● **Provided records**
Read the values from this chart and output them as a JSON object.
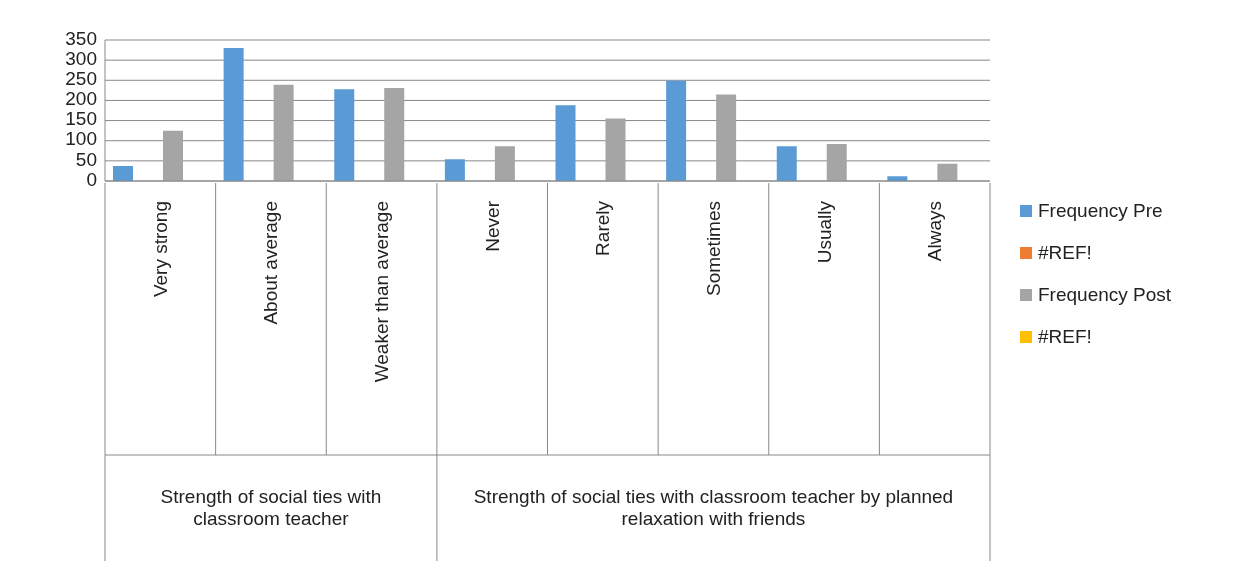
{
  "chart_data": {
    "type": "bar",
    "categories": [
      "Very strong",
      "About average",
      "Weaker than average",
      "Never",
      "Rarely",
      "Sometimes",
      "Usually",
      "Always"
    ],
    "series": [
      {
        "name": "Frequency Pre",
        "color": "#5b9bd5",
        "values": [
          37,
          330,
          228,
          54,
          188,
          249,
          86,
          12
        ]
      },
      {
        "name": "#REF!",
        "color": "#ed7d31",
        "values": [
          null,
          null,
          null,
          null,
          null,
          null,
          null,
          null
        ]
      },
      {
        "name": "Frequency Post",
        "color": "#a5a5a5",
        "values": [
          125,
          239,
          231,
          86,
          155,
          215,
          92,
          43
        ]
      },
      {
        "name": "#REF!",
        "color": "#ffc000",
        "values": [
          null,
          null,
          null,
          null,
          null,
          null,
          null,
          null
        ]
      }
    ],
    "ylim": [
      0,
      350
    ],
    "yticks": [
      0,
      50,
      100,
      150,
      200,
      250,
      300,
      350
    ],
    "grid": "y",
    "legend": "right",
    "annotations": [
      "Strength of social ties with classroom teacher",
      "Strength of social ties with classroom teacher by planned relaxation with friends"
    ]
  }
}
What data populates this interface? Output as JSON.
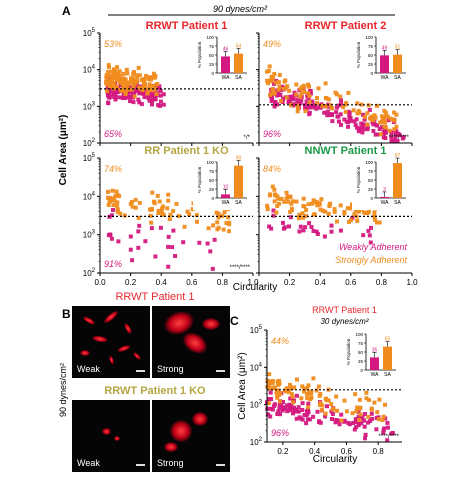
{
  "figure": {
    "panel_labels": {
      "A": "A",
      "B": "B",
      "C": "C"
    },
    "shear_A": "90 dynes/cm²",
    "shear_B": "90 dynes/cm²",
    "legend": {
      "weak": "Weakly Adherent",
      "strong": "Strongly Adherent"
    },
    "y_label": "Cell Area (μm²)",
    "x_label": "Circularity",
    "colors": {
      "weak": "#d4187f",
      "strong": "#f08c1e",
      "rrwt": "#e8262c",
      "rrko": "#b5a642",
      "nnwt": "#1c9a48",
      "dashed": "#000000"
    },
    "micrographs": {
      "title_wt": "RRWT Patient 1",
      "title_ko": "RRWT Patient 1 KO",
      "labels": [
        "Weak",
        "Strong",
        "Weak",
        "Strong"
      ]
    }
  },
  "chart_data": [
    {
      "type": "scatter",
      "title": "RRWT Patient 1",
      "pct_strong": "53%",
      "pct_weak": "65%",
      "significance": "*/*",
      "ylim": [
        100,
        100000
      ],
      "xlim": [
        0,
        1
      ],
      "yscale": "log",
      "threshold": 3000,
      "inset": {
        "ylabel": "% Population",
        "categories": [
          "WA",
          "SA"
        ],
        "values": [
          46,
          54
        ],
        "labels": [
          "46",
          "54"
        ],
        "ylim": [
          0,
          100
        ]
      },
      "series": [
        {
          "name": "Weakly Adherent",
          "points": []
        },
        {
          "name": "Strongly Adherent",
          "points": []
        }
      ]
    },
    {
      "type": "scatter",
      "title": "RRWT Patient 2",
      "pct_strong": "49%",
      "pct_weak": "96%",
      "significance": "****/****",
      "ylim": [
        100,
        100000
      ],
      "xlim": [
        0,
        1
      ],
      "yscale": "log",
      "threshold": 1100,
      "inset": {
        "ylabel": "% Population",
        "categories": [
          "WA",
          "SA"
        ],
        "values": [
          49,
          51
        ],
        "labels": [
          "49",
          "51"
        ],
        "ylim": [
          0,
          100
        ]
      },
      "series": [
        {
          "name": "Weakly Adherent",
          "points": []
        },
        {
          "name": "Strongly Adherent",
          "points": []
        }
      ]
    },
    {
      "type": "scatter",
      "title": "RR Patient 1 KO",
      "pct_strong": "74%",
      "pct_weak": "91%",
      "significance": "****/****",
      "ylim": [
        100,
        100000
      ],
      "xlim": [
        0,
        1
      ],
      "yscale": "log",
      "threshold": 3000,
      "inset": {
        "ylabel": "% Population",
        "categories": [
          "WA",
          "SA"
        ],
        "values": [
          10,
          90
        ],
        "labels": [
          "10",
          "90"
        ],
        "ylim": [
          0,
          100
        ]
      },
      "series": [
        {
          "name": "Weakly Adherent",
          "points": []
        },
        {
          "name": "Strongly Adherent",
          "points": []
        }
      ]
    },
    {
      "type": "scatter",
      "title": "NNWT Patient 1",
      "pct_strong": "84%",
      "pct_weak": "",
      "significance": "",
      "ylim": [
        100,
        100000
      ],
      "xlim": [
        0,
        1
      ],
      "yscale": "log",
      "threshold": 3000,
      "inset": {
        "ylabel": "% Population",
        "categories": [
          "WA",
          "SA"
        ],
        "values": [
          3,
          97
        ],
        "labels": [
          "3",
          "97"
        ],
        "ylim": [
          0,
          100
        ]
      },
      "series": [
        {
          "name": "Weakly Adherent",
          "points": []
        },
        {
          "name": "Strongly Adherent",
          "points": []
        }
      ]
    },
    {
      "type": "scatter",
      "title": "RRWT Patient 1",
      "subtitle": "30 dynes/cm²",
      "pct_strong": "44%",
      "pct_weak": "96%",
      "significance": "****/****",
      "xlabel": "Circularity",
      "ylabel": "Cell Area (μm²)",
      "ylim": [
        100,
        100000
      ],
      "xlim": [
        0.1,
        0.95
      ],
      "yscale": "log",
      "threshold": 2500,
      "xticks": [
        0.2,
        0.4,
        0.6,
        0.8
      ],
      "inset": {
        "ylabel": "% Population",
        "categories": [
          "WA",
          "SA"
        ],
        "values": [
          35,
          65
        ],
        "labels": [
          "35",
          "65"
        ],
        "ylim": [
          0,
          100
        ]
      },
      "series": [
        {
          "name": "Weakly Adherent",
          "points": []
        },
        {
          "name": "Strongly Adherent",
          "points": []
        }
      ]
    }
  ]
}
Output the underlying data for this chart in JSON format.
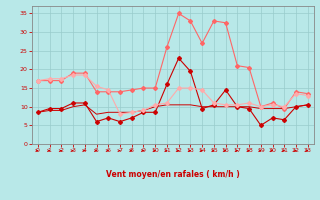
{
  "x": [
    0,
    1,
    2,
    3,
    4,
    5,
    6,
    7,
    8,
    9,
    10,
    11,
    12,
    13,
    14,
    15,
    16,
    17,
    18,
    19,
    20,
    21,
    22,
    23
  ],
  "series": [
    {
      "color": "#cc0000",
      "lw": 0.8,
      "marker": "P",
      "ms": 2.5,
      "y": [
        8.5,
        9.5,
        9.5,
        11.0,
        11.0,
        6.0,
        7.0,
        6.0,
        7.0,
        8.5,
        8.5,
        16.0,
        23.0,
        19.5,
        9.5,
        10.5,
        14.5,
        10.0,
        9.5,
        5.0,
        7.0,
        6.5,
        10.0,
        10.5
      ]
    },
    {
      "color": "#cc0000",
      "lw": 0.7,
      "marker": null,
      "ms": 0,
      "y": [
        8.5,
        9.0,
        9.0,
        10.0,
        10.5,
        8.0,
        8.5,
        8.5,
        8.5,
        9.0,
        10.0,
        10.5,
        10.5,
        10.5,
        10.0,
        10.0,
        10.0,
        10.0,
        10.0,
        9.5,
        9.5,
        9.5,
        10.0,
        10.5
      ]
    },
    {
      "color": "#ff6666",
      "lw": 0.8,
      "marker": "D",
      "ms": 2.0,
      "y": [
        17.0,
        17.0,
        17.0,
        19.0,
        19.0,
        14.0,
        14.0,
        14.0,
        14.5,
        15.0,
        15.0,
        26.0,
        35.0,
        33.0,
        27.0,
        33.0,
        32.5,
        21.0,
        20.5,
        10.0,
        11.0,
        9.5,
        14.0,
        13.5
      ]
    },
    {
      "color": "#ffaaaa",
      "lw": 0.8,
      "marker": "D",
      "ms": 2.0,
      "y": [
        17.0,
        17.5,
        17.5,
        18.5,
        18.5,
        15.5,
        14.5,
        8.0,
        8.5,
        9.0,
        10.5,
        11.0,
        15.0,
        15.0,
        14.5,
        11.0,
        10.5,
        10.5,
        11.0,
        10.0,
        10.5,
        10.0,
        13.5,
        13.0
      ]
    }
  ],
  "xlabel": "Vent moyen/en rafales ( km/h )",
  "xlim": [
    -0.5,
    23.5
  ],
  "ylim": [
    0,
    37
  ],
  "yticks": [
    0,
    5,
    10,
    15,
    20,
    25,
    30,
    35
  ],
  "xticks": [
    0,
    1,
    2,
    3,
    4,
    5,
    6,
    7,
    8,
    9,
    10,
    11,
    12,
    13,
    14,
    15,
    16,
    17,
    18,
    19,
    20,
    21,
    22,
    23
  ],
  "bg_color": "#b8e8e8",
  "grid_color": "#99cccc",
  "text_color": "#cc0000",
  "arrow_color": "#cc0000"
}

● **Task description**
Copy all lines of the material above where the string "social" occurs.

● **Answer for this exercise**
      "Strength of social ties with classroom teacher",
      "Strength of social ties with classroom teacher by planned relaxation with friends"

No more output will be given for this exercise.